- [Check your understanding]
1. According to the text on tuberculous pericarditis below, what conditions is early-stage treatment meant to prevent? List them all.
2. Use the text on tuberculous pericarditis below to answer these questions:
(a) Which method of detection is considered the most informative?
(b) What must be added to the container when exudate is transported to the laboratory?
(c) Through an incision in which region is exudate removed in pericardiotomy?
3. Translate this sentence from the text on tuberculous pericarditis below into Spanish: "It is important to remember that when transporting the exudate to the laboratory, heparin must be added to the container."

- [Passage for review]
--*--

Prevention of complications of tuberculous pericarditis includes, first of all, early diagnostics of this pathology in case of tuberculosis of intrathoracic lymph nodes. Echocardiographic examination is considered to be the most informative method of detection. To prevent the formation of adhesions, constrictive syndrome and "armored heart" in the early stages, treatment of tuberculous pericarditis requires the use of not only glucocorticoids, but also protease inhibitors [aprotinin (contrycal) and its analogues], as well as drugs that inhibit collagen synthesis (penicillamine (cuprenil)].

Exudate is removed when there is a risk of cardiac tamponade or when there is significant compression of the vena cava with the development of secondary complications. Pericardial puncture is performed along the parasternal line on the left in the fourth or fifth intercostal space or under the xiphoid process, the needle is led upward to the apex of the heart. Sometimes it is advisable to catheterize the pericardial cavity for the continuous removal of the fluid that is forming and to administer glucocorticoids and antibacterial drugs. In recent years, the pericardiotomy technique has become widespread, when exudate is removed surgically through an incision in the epigastric region. The advantage of this technique is that manipulations are performed under visual control, which makes it possible to perform a pericardial biopsy with subsequent morphological examination of the biopsy.

In chronic pericarditis, when some amount of exudate remains after the main course of chemotherapy, it is advisable to remove the fluid by pericardiotomy. Puncture is difficult to perform in these cases. It is important to remember that when transporting the exudate to the laboratory, heparin must be added to the container. In the case of repeated accumulation of fluid, as well as in the formation of an "armored heart" and in constrictive pericarditis, pericardiectomy is performed. Shunting of the pericardial cavity used by cardiac surgeons in pericarditis, if there is a suspicion of tuberculous pericarditis, is inappropriate due to the possible spread of the specific process to other organs.

--*--

- [Supplied data]

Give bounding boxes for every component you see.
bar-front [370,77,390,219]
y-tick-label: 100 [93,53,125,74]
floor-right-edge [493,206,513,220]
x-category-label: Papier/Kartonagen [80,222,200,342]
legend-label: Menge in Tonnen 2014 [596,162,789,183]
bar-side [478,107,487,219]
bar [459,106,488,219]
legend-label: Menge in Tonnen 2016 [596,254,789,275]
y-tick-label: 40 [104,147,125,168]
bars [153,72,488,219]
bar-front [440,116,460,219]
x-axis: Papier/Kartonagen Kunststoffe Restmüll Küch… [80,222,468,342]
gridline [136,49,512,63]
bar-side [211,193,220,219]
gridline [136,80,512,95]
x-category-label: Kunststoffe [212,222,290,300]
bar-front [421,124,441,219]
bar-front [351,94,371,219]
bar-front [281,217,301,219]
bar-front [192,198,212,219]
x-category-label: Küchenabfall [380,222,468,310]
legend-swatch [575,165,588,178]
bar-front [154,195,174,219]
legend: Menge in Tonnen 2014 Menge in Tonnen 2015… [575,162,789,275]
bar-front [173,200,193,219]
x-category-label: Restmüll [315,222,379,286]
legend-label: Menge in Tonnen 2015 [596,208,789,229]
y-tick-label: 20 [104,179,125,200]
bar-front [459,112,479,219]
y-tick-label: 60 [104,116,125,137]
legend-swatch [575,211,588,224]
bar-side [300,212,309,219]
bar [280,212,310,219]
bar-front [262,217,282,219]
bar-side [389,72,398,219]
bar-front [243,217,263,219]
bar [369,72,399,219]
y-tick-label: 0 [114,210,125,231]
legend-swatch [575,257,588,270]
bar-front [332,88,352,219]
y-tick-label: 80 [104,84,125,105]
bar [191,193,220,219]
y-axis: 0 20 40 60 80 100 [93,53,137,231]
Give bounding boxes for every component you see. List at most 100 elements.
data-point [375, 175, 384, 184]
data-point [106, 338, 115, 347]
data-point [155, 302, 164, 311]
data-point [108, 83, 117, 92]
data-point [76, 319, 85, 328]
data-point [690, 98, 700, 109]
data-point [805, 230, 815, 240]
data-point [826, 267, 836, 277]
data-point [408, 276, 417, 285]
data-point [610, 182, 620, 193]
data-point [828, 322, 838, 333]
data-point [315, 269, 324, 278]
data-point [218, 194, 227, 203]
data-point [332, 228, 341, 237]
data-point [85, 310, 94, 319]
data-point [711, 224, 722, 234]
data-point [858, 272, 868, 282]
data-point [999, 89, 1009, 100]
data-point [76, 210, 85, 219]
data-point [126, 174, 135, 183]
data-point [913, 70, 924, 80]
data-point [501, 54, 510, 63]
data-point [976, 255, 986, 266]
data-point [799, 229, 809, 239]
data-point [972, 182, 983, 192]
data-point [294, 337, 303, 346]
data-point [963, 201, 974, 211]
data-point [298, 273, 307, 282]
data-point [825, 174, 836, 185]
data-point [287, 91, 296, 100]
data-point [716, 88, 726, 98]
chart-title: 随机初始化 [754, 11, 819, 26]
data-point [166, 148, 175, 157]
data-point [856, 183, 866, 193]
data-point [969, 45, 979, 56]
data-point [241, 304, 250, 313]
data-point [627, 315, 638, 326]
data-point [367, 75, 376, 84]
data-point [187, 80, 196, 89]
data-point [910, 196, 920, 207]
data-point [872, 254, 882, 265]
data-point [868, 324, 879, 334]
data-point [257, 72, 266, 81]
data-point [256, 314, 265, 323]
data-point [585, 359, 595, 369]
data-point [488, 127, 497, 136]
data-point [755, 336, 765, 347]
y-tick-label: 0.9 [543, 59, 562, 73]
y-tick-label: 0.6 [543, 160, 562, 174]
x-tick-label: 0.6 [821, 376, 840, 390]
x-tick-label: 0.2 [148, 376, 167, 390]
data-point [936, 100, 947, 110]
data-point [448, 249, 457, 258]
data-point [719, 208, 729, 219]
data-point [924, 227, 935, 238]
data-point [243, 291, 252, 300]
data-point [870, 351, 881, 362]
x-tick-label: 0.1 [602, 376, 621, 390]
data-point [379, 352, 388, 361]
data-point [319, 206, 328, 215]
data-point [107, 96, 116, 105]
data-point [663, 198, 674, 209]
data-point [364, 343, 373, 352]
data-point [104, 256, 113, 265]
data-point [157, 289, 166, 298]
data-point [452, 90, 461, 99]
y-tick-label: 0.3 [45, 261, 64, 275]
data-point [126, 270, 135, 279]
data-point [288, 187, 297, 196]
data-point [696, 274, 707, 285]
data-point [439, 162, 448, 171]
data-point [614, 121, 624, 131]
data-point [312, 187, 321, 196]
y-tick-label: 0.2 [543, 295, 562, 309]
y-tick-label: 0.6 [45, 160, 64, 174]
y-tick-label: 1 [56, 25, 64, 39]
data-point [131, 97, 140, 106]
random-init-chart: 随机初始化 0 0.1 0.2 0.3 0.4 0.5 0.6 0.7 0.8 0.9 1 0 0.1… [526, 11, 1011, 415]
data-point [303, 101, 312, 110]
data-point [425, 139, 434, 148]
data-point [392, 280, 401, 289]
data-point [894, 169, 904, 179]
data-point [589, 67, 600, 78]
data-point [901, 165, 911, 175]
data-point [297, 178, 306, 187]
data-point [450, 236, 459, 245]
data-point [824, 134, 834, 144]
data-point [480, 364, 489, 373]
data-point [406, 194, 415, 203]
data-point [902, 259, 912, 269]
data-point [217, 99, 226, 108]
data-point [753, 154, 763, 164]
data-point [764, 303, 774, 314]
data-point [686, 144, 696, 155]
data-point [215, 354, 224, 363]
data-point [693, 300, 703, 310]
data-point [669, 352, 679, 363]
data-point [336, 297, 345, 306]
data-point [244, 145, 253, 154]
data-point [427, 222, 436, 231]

--*--

- [Responses for each task]
1.
- Adhesions
- Constrictive syndrome
- "Armored heart"

2.
(a) Echocardiographic examination
(b) Heparin
(c) The epigastric region

3. Es importante recordar que, al transportar el exudado al laboratorio, se debe añadir heparina al recipiente.